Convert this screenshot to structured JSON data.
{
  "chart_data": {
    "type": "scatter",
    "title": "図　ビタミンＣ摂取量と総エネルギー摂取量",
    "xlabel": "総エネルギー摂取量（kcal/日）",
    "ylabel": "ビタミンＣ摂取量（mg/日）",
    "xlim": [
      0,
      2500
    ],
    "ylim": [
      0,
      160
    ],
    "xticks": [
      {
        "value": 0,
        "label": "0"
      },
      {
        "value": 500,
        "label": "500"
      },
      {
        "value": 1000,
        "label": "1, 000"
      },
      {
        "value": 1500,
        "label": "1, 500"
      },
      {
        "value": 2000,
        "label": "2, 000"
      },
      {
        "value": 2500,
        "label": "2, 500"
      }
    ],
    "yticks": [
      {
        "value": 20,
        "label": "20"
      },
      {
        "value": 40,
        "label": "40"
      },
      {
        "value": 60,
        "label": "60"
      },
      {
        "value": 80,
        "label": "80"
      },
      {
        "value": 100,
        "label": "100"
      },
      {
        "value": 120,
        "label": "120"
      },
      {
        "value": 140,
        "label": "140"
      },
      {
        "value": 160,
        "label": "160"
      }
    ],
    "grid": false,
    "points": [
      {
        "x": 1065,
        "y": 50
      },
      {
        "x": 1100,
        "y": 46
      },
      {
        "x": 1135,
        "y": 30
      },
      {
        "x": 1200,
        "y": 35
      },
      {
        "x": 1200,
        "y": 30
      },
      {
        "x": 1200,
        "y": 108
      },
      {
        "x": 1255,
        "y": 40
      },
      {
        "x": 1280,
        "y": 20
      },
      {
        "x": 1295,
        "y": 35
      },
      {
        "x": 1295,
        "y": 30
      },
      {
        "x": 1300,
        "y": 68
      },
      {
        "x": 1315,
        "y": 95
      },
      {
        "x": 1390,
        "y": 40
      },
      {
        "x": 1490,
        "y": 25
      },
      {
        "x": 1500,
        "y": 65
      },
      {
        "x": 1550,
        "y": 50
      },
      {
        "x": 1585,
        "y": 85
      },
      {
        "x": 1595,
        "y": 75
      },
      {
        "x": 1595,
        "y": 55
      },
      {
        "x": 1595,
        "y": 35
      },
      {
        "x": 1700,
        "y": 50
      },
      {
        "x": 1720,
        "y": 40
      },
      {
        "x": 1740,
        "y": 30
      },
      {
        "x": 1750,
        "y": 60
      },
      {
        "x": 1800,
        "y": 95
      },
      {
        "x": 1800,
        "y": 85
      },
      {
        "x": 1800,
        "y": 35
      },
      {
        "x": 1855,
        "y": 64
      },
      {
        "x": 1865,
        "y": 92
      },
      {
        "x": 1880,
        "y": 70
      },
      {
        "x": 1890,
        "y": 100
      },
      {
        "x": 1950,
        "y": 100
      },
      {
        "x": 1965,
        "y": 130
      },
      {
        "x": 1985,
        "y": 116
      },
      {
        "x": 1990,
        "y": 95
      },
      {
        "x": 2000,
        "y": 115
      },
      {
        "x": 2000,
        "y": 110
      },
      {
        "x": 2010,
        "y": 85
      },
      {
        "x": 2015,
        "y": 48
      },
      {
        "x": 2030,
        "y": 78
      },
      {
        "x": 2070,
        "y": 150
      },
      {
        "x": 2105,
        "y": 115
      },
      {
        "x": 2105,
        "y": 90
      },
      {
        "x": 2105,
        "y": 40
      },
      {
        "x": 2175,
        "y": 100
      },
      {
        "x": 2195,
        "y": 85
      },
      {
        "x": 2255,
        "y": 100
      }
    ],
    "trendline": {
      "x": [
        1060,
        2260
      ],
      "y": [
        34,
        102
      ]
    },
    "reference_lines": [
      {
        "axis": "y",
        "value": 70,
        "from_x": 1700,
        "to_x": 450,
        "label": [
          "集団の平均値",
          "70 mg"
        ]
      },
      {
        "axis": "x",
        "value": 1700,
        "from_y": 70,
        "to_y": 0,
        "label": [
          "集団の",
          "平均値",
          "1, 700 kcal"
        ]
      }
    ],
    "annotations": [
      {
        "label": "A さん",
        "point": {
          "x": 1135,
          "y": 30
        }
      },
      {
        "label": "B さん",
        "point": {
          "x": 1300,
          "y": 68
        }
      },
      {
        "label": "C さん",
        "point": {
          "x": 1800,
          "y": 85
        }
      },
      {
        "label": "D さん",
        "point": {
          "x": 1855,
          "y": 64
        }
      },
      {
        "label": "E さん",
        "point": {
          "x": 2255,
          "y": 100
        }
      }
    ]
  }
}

────────────────────

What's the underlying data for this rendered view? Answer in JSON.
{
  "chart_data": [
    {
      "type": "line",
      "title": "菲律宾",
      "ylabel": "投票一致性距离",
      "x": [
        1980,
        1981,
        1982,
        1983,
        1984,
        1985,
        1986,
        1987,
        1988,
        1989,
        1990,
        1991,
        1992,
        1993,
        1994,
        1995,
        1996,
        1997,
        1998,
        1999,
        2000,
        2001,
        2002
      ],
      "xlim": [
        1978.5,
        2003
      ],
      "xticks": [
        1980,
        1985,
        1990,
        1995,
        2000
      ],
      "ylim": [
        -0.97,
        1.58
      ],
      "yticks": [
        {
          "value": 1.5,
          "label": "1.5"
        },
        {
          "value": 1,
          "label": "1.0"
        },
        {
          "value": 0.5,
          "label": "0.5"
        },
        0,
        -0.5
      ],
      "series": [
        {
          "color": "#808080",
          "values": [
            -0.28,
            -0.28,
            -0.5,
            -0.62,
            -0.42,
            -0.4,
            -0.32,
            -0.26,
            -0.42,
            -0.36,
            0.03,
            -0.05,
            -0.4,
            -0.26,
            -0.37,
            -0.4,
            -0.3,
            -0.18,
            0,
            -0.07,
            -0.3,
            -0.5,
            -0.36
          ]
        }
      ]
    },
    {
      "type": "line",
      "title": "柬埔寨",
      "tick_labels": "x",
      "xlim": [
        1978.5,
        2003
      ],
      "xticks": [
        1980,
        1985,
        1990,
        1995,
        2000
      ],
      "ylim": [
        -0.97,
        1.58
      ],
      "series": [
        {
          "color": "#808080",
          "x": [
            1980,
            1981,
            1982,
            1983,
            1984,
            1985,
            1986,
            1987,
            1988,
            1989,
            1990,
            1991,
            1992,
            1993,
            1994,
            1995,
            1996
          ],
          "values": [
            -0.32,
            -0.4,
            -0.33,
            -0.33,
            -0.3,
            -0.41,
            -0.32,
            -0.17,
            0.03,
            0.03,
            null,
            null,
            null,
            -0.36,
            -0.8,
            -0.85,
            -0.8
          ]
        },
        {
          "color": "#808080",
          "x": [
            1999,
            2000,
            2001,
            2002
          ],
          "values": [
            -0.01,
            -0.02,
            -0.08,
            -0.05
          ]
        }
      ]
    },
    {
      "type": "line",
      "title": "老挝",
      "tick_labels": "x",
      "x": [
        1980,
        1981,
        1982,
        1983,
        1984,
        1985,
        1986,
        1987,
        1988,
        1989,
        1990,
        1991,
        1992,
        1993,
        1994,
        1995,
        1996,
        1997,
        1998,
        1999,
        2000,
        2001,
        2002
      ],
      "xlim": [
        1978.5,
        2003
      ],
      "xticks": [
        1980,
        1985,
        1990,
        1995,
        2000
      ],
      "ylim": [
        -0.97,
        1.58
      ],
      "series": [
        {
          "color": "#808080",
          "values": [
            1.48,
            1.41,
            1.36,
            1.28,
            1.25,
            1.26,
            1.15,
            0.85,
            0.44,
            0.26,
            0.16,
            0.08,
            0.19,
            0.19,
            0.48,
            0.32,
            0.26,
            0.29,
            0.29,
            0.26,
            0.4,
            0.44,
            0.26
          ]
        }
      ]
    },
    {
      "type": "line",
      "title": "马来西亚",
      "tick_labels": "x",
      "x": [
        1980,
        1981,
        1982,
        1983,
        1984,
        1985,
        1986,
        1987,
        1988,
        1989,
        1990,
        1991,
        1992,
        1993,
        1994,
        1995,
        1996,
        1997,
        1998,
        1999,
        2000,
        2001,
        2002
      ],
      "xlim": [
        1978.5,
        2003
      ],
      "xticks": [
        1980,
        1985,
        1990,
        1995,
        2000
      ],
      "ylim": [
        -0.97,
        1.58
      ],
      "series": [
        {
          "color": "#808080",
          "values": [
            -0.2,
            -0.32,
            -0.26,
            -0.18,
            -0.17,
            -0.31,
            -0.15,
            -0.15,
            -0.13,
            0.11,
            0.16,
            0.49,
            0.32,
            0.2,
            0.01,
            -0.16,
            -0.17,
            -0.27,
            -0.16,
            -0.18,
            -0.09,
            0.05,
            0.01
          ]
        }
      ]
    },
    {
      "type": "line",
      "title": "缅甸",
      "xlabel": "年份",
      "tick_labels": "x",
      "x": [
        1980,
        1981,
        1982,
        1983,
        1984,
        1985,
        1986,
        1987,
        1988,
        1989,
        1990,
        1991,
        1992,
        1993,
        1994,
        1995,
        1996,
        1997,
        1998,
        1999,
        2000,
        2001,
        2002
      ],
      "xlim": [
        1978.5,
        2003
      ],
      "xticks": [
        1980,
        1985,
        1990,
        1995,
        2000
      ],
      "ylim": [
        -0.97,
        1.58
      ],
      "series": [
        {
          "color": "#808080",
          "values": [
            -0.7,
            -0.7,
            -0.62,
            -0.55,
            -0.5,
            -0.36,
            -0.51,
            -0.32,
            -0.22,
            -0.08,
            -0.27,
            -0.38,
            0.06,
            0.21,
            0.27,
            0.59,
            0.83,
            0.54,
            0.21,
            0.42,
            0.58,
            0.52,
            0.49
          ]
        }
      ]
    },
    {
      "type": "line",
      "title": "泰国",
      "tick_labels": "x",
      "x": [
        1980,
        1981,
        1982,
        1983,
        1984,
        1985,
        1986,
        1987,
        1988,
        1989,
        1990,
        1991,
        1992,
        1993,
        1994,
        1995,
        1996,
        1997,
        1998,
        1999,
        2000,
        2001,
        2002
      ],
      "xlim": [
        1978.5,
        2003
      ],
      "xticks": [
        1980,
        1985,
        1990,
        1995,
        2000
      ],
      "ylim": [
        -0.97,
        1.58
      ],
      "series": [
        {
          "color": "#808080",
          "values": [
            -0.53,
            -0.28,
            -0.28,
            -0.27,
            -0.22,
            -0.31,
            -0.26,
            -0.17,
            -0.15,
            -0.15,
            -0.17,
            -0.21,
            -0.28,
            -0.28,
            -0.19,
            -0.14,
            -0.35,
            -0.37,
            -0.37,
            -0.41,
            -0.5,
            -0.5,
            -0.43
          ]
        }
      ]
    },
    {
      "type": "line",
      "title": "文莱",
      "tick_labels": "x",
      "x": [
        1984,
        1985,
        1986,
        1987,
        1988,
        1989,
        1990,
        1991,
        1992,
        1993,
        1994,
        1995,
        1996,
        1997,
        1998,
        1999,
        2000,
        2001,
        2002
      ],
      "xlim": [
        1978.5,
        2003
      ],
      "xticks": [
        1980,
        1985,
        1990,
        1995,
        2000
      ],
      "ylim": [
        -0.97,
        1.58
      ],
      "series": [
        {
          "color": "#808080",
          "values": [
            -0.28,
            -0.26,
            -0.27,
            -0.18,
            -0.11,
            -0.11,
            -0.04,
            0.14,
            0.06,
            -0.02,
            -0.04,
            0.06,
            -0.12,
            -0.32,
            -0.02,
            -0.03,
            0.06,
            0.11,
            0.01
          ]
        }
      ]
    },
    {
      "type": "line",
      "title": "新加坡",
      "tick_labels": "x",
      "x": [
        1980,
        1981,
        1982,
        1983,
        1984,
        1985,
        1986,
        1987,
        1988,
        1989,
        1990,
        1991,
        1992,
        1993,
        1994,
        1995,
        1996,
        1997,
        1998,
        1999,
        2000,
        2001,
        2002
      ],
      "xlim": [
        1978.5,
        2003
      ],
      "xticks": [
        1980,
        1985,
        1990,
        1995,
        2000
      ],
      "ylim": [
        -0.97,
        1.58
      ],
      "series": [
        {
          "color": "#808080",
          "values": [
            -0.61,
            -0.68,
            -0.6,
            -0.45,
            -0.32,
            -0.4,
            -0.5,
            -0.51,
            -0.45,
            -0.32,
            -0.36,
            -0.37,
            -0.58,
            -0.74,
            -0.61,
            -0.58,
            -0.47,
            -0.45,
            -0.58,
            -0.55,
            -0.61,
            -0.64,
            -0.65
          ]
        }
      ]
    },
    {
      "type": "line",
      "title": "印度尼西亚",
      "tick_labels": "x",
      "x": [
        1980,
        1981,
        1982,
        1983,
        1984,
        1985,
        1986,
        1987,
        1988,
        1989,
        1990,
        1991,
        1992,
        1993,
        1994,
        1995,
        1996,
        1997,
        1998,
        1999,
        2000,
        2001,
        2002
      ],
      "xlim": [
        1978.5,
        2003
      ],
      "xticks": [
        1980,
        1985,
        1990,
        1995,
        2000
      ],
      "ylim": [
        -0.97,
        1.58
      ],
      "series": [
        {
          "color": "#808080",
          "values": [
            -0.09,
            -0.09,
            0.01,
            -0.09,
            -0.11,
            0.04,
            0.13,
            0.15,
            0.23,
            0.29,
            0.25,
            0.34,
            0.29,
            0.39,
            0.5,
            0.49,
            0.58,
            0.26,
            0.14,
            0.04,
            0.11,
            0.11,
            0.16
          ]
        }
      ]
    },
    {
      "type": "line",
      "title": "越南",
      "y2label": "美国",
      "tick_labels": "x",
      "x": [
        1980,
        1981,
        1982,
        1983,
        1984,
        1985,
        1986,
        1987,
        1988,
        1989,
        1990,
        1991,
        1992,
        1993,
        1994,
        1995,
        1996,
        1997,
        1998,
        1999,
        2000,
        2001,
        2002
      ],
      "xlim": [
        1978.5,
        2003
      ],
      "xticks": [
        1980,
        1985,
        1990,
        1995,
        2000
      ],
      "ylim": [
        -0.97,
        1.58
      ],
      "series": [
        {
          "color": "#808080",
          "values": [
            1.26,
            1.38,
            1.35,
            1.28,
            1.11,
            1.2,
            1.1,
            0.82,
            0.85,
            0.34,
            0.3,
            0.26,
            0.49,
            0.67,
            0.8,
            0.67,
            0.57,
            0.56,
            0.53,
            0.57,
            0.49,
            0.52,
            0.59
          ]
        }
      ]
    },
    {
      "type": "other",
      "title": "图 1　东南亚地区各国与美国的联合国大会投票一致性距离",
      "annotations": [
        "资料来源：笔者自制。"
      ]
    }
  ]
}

────────────────────

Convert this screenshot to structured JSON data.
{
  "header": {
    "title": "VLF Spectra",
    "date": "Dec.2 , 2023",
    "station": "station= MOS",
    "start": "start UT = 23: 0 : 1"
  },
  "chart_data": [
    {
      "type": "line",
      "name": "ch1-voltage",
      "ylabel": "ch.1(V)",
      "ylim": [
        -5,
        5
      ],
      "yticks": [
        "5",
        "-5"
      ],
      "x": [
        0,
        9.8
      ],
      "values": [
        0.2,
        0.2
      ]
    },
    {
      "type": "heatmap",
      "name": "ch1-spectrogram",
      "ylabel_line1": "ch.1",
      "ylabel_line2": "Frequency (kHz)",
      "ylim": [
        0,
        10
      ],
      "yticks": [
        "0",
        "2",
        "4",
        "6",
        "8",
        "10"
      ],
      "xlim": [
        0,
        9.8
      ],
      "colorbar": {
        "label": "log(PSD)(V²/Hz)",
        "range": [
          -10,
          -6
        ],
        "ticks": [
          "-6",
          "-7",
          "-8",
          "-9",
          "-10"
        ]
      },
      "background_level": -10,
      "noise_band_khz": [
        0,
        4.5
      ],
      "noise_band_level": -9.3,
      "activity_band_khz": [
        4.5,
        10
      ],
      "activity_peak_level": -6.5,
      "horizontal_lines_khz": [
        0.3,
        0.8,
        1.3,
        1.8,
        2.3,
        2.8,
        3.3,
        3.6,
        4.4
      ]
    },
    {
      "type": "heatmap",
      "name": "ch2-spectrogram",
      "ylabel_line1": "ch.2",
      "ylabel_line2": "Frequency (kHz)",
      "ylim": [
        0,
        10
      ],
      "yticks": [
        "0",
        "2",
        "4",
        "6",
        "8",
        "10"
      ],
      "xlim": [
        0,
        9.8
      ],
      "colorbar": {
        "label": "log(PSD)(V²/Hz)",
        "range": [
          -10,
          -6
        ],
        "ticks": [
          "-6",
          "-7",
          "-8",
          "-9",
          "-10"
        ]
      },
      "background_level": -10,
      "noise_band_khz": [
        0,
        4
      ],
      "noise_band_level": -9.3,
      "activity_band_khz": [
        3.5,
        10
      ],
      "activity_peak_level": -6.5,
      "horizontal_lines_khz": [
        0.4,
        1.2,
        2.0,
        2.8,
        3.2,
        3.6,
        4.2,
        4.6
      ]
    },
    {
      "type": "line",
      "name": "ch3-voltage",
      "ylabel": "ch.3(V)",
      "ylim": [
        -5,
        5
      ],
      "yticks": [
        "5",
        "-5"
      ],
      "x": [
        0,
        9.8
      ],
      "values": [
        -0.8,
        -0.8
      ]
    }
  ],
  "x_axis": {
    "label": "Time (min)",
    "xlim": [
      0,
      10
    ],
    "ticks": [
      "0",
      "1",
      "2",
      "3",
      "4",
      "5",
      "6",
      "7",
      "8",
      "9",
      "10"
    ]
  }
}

────────────────────

Return each full line of the entries that contains the word "spectrogram".

** EXERCISE SOLUTION **
      "name": "ch1-spectrogram",
      "name": "ch2-spectrogram",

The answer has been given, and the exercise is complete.